DATA RECORDS>
╔══

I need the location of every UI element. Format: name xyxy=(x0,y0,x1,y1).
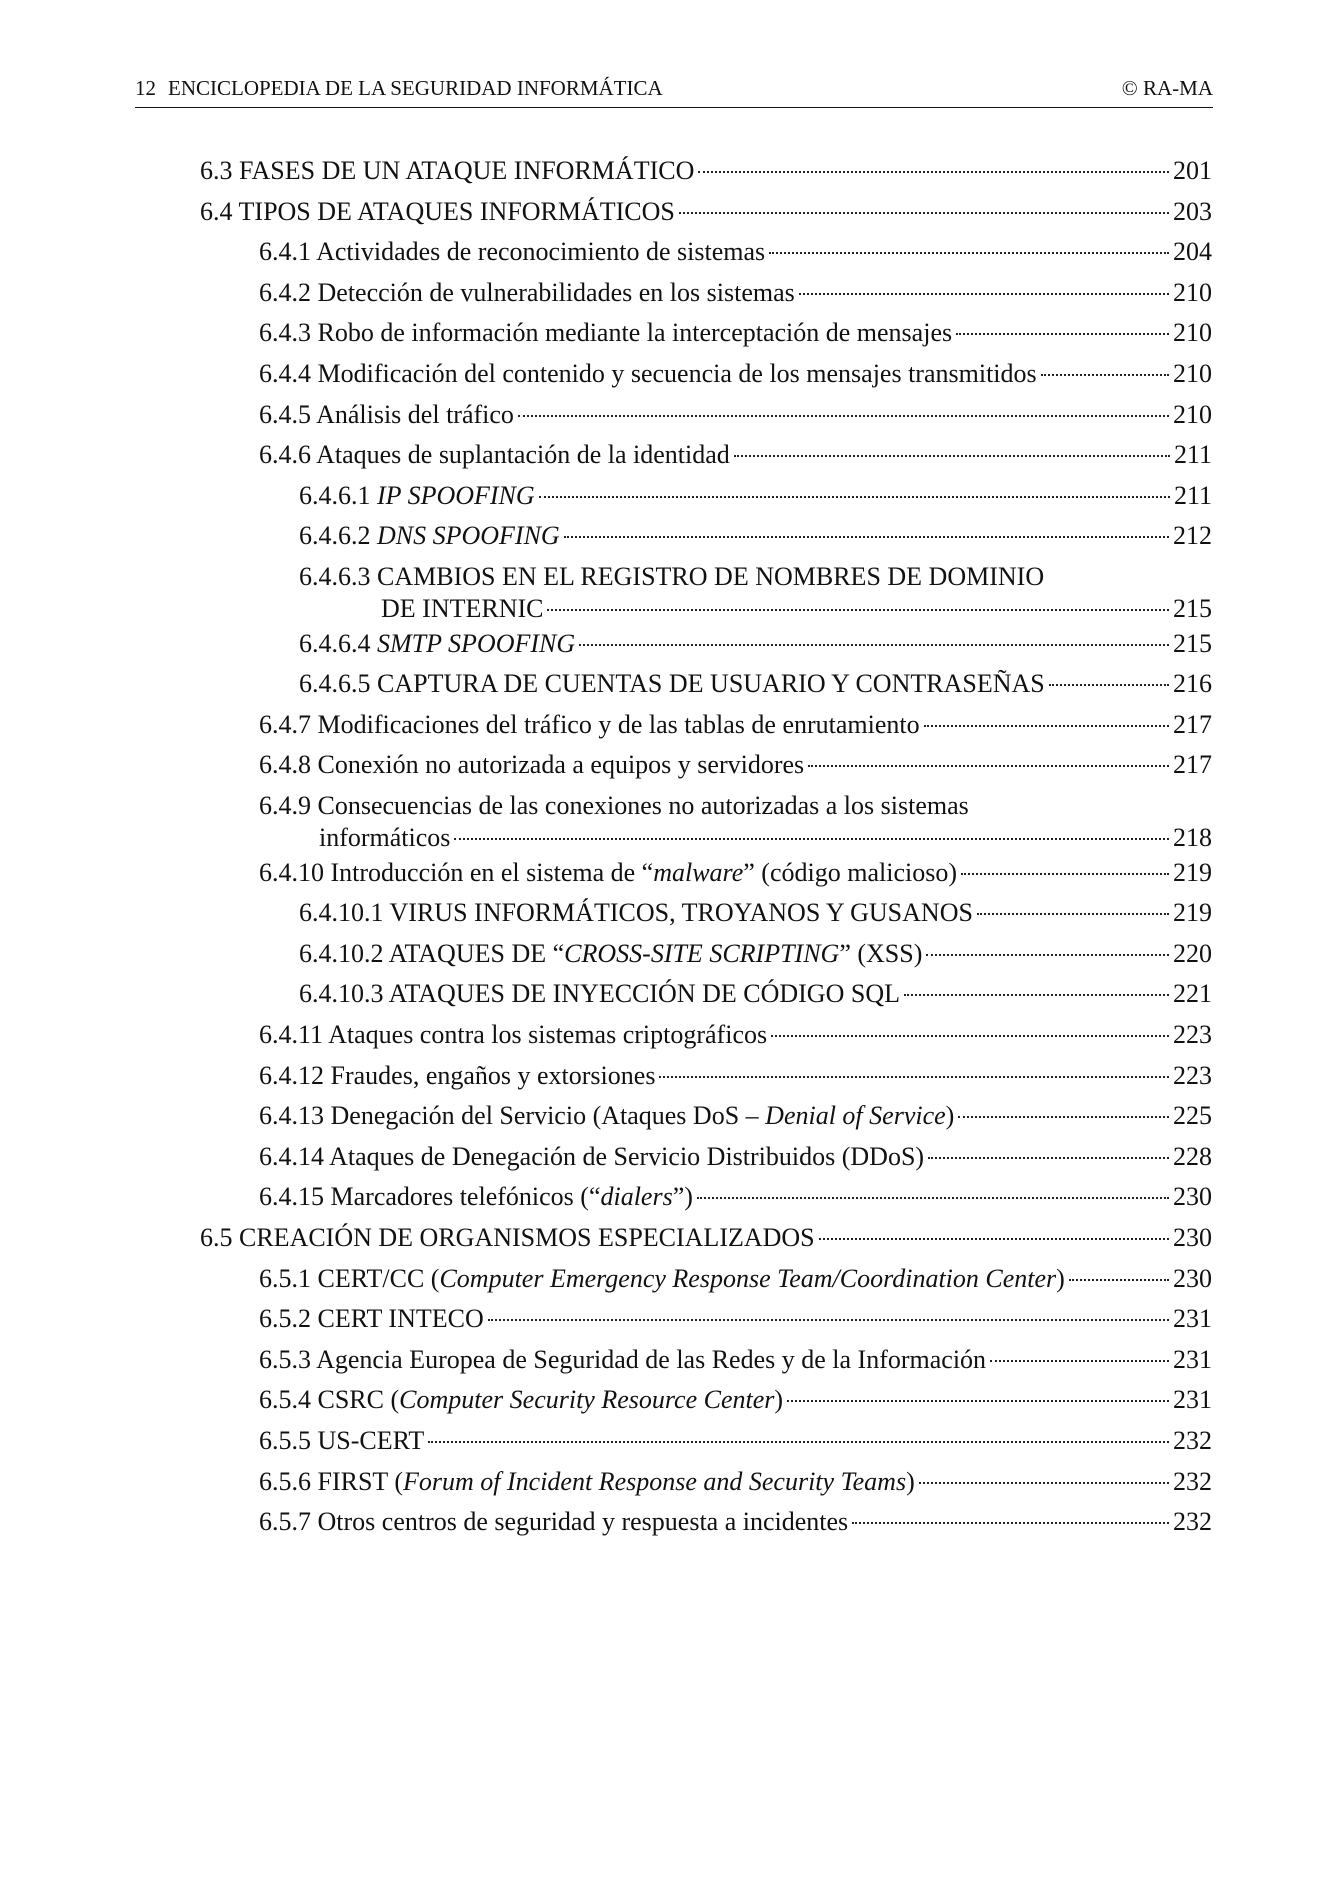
toc-entry-number: 6.5.7 xyxy=(259,1507,318,1537)
toc-entry-number: 6.4.6 xyxy=(259,440,317,470)
toc-entry[interactable] xyxy=(259,1425,1212,1457)
toc-entry-title-part: Modificación del contenido y secuencia de los mensajes transmitidos xyxy=(317,359,1037,388)
toc-entry-title-part: ”) xyxy=(672,1182,693,1212)
toc-entry-page: 232 xyxy=(1173,1466,1212,1496)
toc-entry-row xyxy=(259,1263,1212,1295)
toc-entry-title-part: Marcadores telefónicos (“ xyxy=(330,1182,601,1212)
toc-entry-number: 6.5.6 xyxy=(259,1466,318,1496)
toc-entry-number: 6.4.3 xyxy=(259,318,318,348)
toc-entry-row xyxy=(259,822,1212,854)
dot-leader xyxy=(539,496,1170,498)
toc-entry-title-part: Detección de vulnerabilidades en los sistemas xyxy=(317,277,795,307)
toc-entry-page: 210 xyxy=(1173,277,1212,307)
toc-entry-title-part: Ataques contra los sistemas criptográficos xyxy=(328,1020,768,1049)
toc-entry-row xyxy=(259,1181,1212,1213)
toc-entry-title xyxy=(299,668,1045,700)
toc-entry-page: 211 xyxy=(1173,440,1212,470)
toc-entry-page: 220 xyxy=(1173,938,1212,968)
toc-entry-title-part: VIRUS INFORMÁTICOS, TROYANOS Y GUSANOS xyxy=(389,898,973,928)
dot-leader xyxy=(454,838,1169,840)
toc-entry[interactable] xyxy=(259,277,1212,309)
toc-entry[interactable] xyxy=(259,1181,1212,1213)
toc-entry-page: 215 xyxy=(1173,628,1212,658)
toc-entry[interactable] xyxy=(200,196,1212,228)
toc-entry-title-part: Otros centros de seguridad y respuesta a incidentes xyxy=(317,1507,849,1537)
toc-entry-title-part: ATAQUES DE “ xyxy=(388,938,565,968)
toc-entry-number: 6.4.1 xyxy=(259,237,317,267)
header-publisher: © RA-MA xyxy=(1121,76,1213,100)
toc-entry-title xyxy=(299,520,560,552)
toc-entry-number: 6.4.10.3 xyxy=(299,979,389,1009)
toc-entry-title xyxy=(299,897,973,929)
toc-entry-page: 201 xyxy=(1173,156,1212,185)
toc-entry[interactable] xyxy=(299,938,1212,970)
toc-entry-row xyxy=(259,1344,1212,1376)
toc-entry-title-part: SMTP SPOOFING xyxy=(377,628,576,658)
toc-entry-row xyxy=(299,628,1212,660)
toc-entry-number: 6.4.10.2 xyxy=(299,938,389,968)
toc-entry-row xyxy=(200,196,1212,228)
toc-entry-title-part: ) xyxy=(945,1101,955,1131)
toc-entry-title-part: TIPOS DE ATAQUES INFORMÁTICOS xyxy=(238,196,675,226)
toc-entry-page: 223 xyxy=(1173,1060,1212,1090)
toc-entry-title xyxy=(299,480,535,512)
toc-entry[interactable] xyxy=(259,439,1212,471)
toc-entry-page: 230 xyxy=(1173,1182,1212,1212)
dot-leader xyxy=(1041,374,1169,376)
dot-leader xyxy=(799,293,1169,295)
toc-entry-title-part: Introducción en el sistema de “ xyxy=(330,857,654,887)
dot-leader xyxy=(977,913,1169,915)
toc-entry-number: 6.4.10.1 xyxy=(299,898,390,928)
toc-entry-number: 6.4.10 xyxy=(259,857,331,887)
toc-entry-title-part: malware xyxy=(653,857,744,887)
toc-entry-title-part: CERT INTECO xyxy=(317,1304,484,1334)
toc-entry[interactable] xyxy=(259,1141,1212,1173)
header-left xyxy=(135,76,675,101)
toc-entry-page: 204 xyxy=(1173,237,1212,267)
toc-entry-title xyxy=(259,749,804,781)
toc-entry-number: 6.4.6.2 xyxy=(299,521,377,551)
toc-entry-title-part: Análisis del tráfico xyxy=(316,399,514,429)
toc-entry[interactable] xyxy=(259,1506,1212,1538)
toc-entry-page: 221 xyxy=(1173,979,1212,1009)
dot-leader xyxy=(564,536,1169,538)
toc-entry-title xyxy=(259,277,795,309)
toc-entry-row xyxy=(200,1222,1212,1254)
toc-entry-number: 6.4.2 xyxy=(259,277,318,307)
toc-entry-title xyxy=(299,628,575,660)
toc-entry-title xyxy=(259,1263,1065,1295)
toc-entry[interactable] xyxy=(259,1303,1212,1335)
toc-entry-row xyxy=(259,236,1212,268)
toc-entry-title-part: ) xyxy=(1056,1263,1065,1293)
toc-entry-title-part: Denegación del Servicio (Ataques DoS – xyxy=(330,1101,766,1131)
dot-leader xyxy=(679,212,1169,214)
toc-entry-title-part: DE INTERNIC xyxy=(381,594,544,623)
toc-entry-row xyxy=(259,709,1212,741)
toc-entry-number: 6.5.5 xyxy=(259,1426,318,1455)
toc-entry-page: 210 xyxy=(1173,359,1212,388)
toc-entry-title-part: Fraudes, engaños y extorsiones xyxy=(330,1060,656,1090)
toc-entry-page: 217 xyxy=(1173,709,1212,739)
toc-entry-first-line xyxy=(299,561,1212,593)
dot-leader xyxy=(958,1116,1169,1118)
toc-entry-row xyxy=(259,1425,1212,1457)
dot-leader xyxy=(924,725,1169,727)
dot-leader xyxy=(734,455,1170,457)
toc-entry-row xyxy=(299,593,1212,625)
dot-leader xyxy=(428,1441,1169,1443)
dot-leader xyxy=(1049,684,1169,686)
toc-entry-first-line xyxy=(259,790,1212,822)
toc-entry-number: 6.4.14 xyxy=(259,1141,330,1171)
toc-entry-title-part: IP SPOOFING xyxy=(377,480,535,510)
toc-entry-title-line: Consecuencias de las conexiones no autorizadas a los sistemas xyxy=(317,791,969,820)
toc-entry-row xyxy=(259,317,1212,349)
toc-entry-page: 217 xyxy=(1173,750,1212,780)
toc-entry-row xyxy=(259,439,1212,471)
toc-entry-title xyxy=(200,1222,815,1254)
toc-entry-title xyxy=(200,196,675,228)
toc-entry-number: 6.4.11 xyxy=(259,1020,329,1049)
header-book-title: ENCICLOPEDIA DE LA SEGURIDAD INFORMÁTICA xyxy=(168,76,663,100)
toc-entry-row xyxy=(259,277,1212,309)
toc-entry-title-part: Ataques de suplantación de la identidad xyxy=(316,440,730,470)
toc-entry-title-part: ) xyxy=(906,1466,915,1496)
dot-leader xyxy=(956,333,1169,335)
toc-entry[interactable] xyxy=(259,236,1212,268)
toc-entry-number: 6.4.13 xyxy=(259,1101,331,1131)
toc-entry-row xyxy=(299,520,1212,552)
toc-entry-title xyxy=(319,822,450,854)
toc-entry-title xyxy=(299,978,900,1010)
toc-entry-title xyxy=(259,1100,954,1132)
toc-entry-title xyxy=(200,155,694,187)
toc-entry-page: 211 xyxy=(1173,480,1212,510)
dot-leader xyxy=(990,1360,1169,1362)
toc-entry-title xyxy=(259,1425,424,1457)
toc-entry-row xyxy=(259,1303,1212,1335)
toc-entry-title-part: Modificaciones del tráfico y de las tablas de enrutamiento xyxy=(317,709,920,739)
toc-entry-title-part: CREACIÓN DE ORGANISMOS ESPECIALIZADOS xyxy=(239,1223,815,1252)
toc-entry[interactable] xyxy=(259,1060,1212,1092)
toc-entry-page: 232 xyxy=(1173,1426,1212,1455)
toc-entry-title-part: Denial of Service xyxy=(765,1101,946,1131)
toc-entry-title xyxy=(259,1384,783,1416)
dot-leader xyxy=(547,609,1169,611)
toc-entry-title xyxy=(259,358,1037,390)
toc-entry-number: 6.4.8 xyxy=(259,750,318,780)
toc-entry-title-part: CROSS-SITE SCRIPTING xyxy=(564,938,840,968)
toc-entry[interactable] xyxy=(259,790,1212,854)
toc-entry-title-part: Forum of Incident Response and Security Teams xyxy=(403,1466,907,1496)
toc-entry-title-part: informáticos xyxy=(319,823,451,852)
toc-entry[interactable] xyxy=(259,857,1212,889)
toc-entry-title xyxy=(259,317,952,349)
toc-entry[interactable] xyxy=(299,978,1212,1010)
toc-entry-row xyxy=(299,938,1212,970)
toc-entry-title xyxy=(259,709,920,741)
toc-entry-row xyxy=(259,1019,1212,1051)
toc-entry-row xyxy=(259,1100,1212,1132)
dot-leader xyxy=(659,1076,1169,1078)
toc-entry-row xyxy=(259,358,1212,390)
dot-leader xyxy=(518,415,1169,417)
toc-entry-row xyxy=(299,897,1212,929)
toc-entry[interactable] xyxy=(259,749,1212,781)
toc-entry-number: 6.5.4 xyxy=(259,1385,318,1415)
toc-entry-row xyxy=(299,480,1212,512)
toc-entry-number: 6.5.3 xyxy=(259,1344,317,1374)
toc-entry-page: 210 xyxy=(1173,399,1212,429)
dot-leader xyxy=(808,765,1169,767)
toc-entry-title xyxy=(259,857,957,889)
dot-leader xyxy=(488,1319,1169,1321)
toc-entry-page: 203 xyxy=(1173,196,1212,226)
dot-leader xyxy=(928,1157,1169,1159)
toc-entry[interactable] xyxy=(299,628,1212,660)
toc-entry-row xyxy=(259,1060,1212,1092)
toc-entry-row xyxy=(259,1384,1212,1416)
toc-entry-title xyxy=(259,1466,915,1498)
dot-leader xyxy=(771,1035,1169,1037)
toc-entry-page: 212 xyxy=(1173,521,1212,551)
toc-entry-page: 230 xyxy=(1173,1223,1212,1252)
dot-leader xyxy=(769,252,1169,254)
toc-entry-page: 228 xyxy=(1173,1141,1212,1171)
toc-entry-number: 6.4.6.1 xyxy=(299,480,377,510)
toc-entry[interactable] xyxy=(259,1019,1212,1051)
toc-entry-title-part: ) xyxy=(774,1385,784,1415)
toc-entry-title xyxy=(259,439,730,471)
dot-leader xyxy=(819,1238,1169,1240)
toc-entry-page: 218 xyxy=(1173,823,1212,852)
toc-entry-title-part: Computer Emergency Response Team/Coordination Center xyxy=(439,1263,1057,1293)
toc-entry-title-part: ” (XSS) xyxy=(839,938,923,968)
toc-entry[interactable] xyxy=(259,317,1212,349)
toc-entry[interactable] xyxy=(299,897,1212,929)
toc-entry-title xyxy=(259,1181,693,1213)
toc-entry-title-part: FIRST ( xyxy=(317,1466,403,1496)
toc-entry-page: 210 xyxy=(1173,318,1212,348)
toc-entry[interactable] xyxy=(299,520,1212,552)
toc-entry[interactable] xyxy=(259,1263,1212,1295)
toc-entry-number: 6.3 xyxy=(200,156,239,185)
toc-entry-number: 6.4.12 xyxy=(259,1060,331,1090)
toc-entry-title-part: FASES DE UN ATAQUE INFORMÁTICO xyxy=(239,156,695,185)
toc-entry-row xyxy=(259,399,1212,431)
toc-entry[interactable] xyxy=(259,1466,1212,1498)
toc-entry-title xyxy=(259,1344,986,1376)
toc-entry-number: 6.4.4 xyxy=(259,359,318,388)
toc-entry-page: 219 xyxy=(1173,857,1212,887)
dot-leader xyxy=(919,1482,1169,1484)
toc-entry-title xyxy=(259,1141,924,1173)
toc-entry-page: 223 xyxy=(1173,1020,1212,1049)
toc-entry-page: 219 xyxy=(1173,898,1212,928)
toc-entry-title xyxy=(259,1506,848,1538)
toc-entry-page: 232 xyxy=(1173,1507,1212,1537)
toc-entry-number: 6.4.5 xyxy=(259,399,317,429)
toc-entry-page: 231 xyxy=(1173,1385,1212,1415)
toc-entry[interactable] xyxy=(299,668,1212,700)
toc-entry-number: 6.4.7 xyxy=(259,709,318,739)
dot-leader xyxy=(1069,1279,1169,1281)
toc-entry[interactable] xyxy=(259,1100,1212,1132)
toc-entry-title xyxy=(381,593,543,625)
toc-entry-title-part: ” (código malicioso) xyxy=(743,857,957,887)
toc-entry-page: 225 xyxy=(1173,1101,1212,1131)
toc-entry-page: 231 xyxy=(1173,1344,1212,1374)
toc-entry-title xyxy=(259,1019,767,1051)
toc-entry[interactable] xyxy=(200,155,1212,187)
dot-leader xyxy=(961,873,1169,875)
toc-entry-page: 231 xyxy=(1173,1304,1212,1334)
toc-entry-title xyxy=(299,938,922,970)
toc-entry-row xyxy=(259,1466,1212,1498)
dot-leader xyxy=(852,1522,1169,1524)
toc-entry-number: 6.5 xyxy=(200,1223,239,1252)
toc-entry-row xyxy=(299,668,1212,700)
toc-entry[interactable] xyxy=(299,561,1212,625)
toc-entry-number: 6.4.6.5 xyxy=(299,669,377,699)
toc-entry-page: 215 xyxy=(1173,594,1212,623)
toc-entry[interactable] xyxy=(259,1344,1212,1376)
toc-entry-number: 6.4 xyxy=(200,196,239,226)
toc-entry-number: 6.4.9 xyxy=(259,791,318,820)
toc-entry-number: 6.4.6.3 xyxy=(299,562,377,591)
toc-entry-title-part: CERT/CC ( xyxy=(317,1263,440,1293)
toc-entry-title-line: CAMBIOS EN EL REGISTRO DE NOMBRES DE DOMINIO xyxy=(377,562,1045,591)
toc-entry-title-part: Agencia Europea de Seguridad de las Redes y de la Información xyxy=(316,1344,987,1374)
toc-entry[interactable] xyxy=(259,709,1212,741)
header-page-number: 12 xyxy=(135,76,156,100)
toc-entry-row xyxy=(259,749,1212,781)
toc-entry[interactable] xyxy=(299,480,1212,512)
toc-entry-row xyxy=(200,155,1212,187)
toc-entry-title xyxy=(259,1303,484,1335)
toc-entry-row xyxy=(259,1506,1212,1538)
dot-leader xyxy=(697,1197,1169,1199)
toc-entry[interactable] xyxy=(200,1222,1212,1254)
toc-entry-title-part: Computer Security Resource Center xyxy=(399,1385,775,1415)
toc-entry-title-part: Robo de información mediante la interceptación de mensajes xyxy=(317,318,953,348)
toc-entry-title-part: dialers xyxy=(600,1182,673,1212)
toc-entry-page: 230 xyxy=(1173,1263,1212,1293)
toc-entry-title-part: Ataques de Denegación de Servicio Distribuidos (DDoS) xyxy=(329,1141,925,1171)
dot-leader xyxy=(926,954,1169,956)
toc-entry[interactable] xyxy=(259,399,1212,431)
dot-leader xyxy=(579,644,1169,646)
toc-entry-row xyxy=(259,1141,1212,1173)
toc-entry-title-part: DNS SPOOFING xyxy=(377,521,560,551)
running-header xyxy=(135,76,1213,108)
toc-entry[interactable] xyxy=(259,1384,1212,1416)
toc-entry-title xyxy=(259,1060,655,1092)
toc-entry-title xyxy=(259,399,514,431)
toc-entry-number: 6.5.2 xyxy=(259,1304,318,1334)
toc-entry-number: 6.4.15 xyxy=(259,1182,331,1212)
toc-entry-title-part: Conexión no autorizada a equipos y servidores xyxy=(317,750,805,780)
toc-entry-title-part: ATAQUES DE INYECCIÓN DE CÓDIGO SQL xyxy=(388,979,900,1009)
toc-entry-title-part: US-CERT xyxy=(317,1426,425,1455)
dot-leader xyxy=(787,1400,1169,1402)
toc-entry-row xyxy=(299,978,1212,1010)
toc-entry-page: 216 xyxy=(1173,669,1212,699)
toc-entry-row xyxy=(259,857,1212,889)
dot-leader xyxy=(904,994,1169,996)
toc-entry-number: 6.4.6.4 xyxy=(299,628,377,658)
dot-leader xyxy=(698,171,1169,173)
toc-entry-title-part: CAPTURA DE CUENTAS DE USUARIO Y CONTRASEÑAS xyxy=(377,669,1045,699)
toc-entry-title xyxy=(259,236,765,268)
toc-entry-title-part: Actividades de reconocimiento de sistemas xyxy=(316,237,766,267)
toc-entry[interactable] xyxy=(259,358,1212,390)
toc-entry-number: 6.5.1 xyxy=(259,1263,318,1293)
toc-entry-title-part: CSRC ( xyxy=(317,1385,400,1415)
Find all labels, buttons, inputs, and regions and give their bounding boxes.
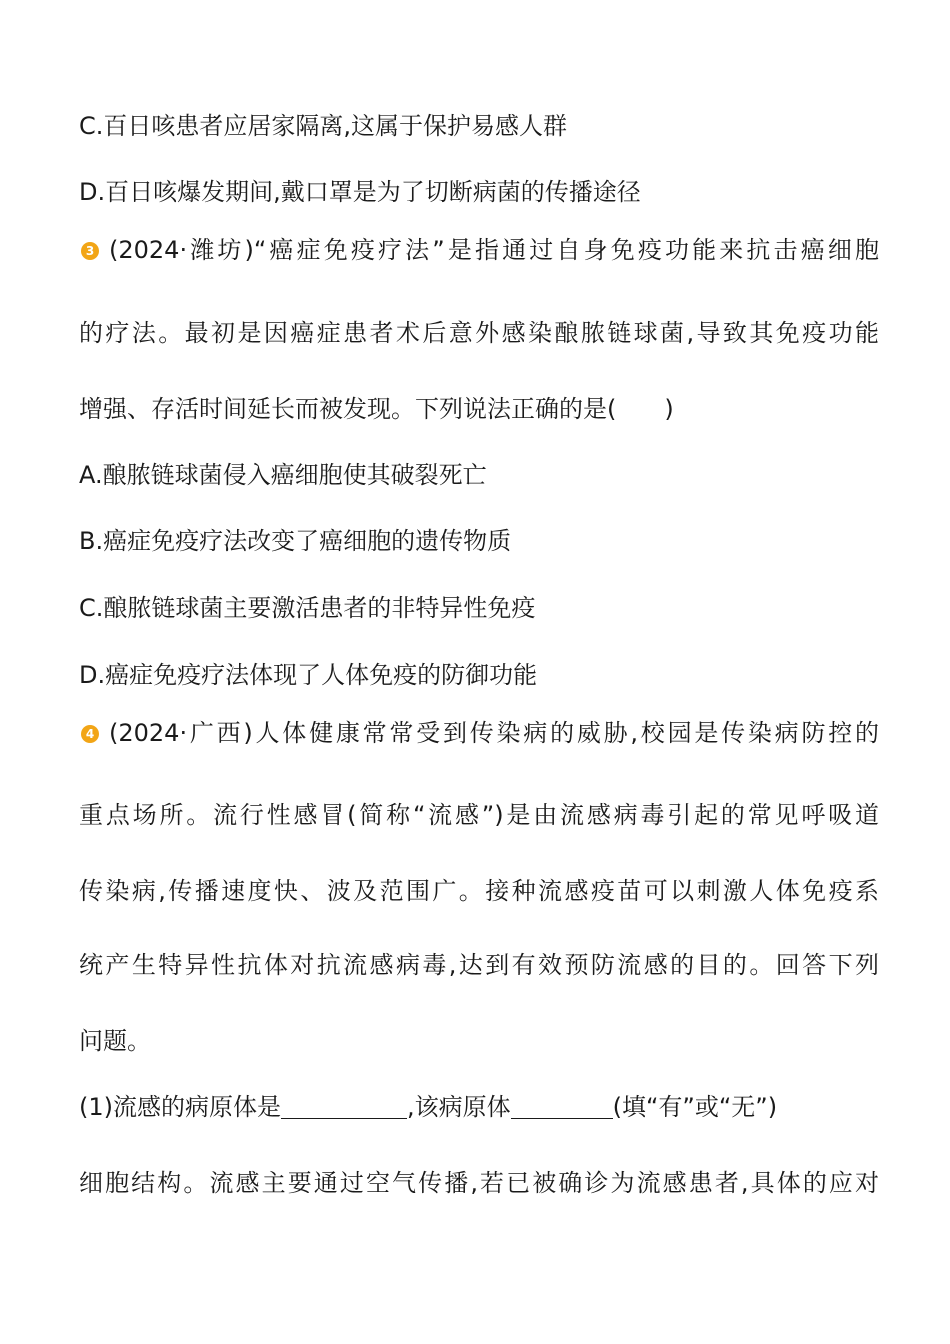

╚══

DIRECTIONS> Wherever "Response" appears in the listing, report the line it is on.

EXPECTED OUTPUT>
toc-entry-title-part: Forum of Incident Response and Security Teams xyxy=(403,1466,907,1496)
toc-entry-title-part: Computer Emergency Response Team/Coordination Center xyxy=(439,1263,1057,1293)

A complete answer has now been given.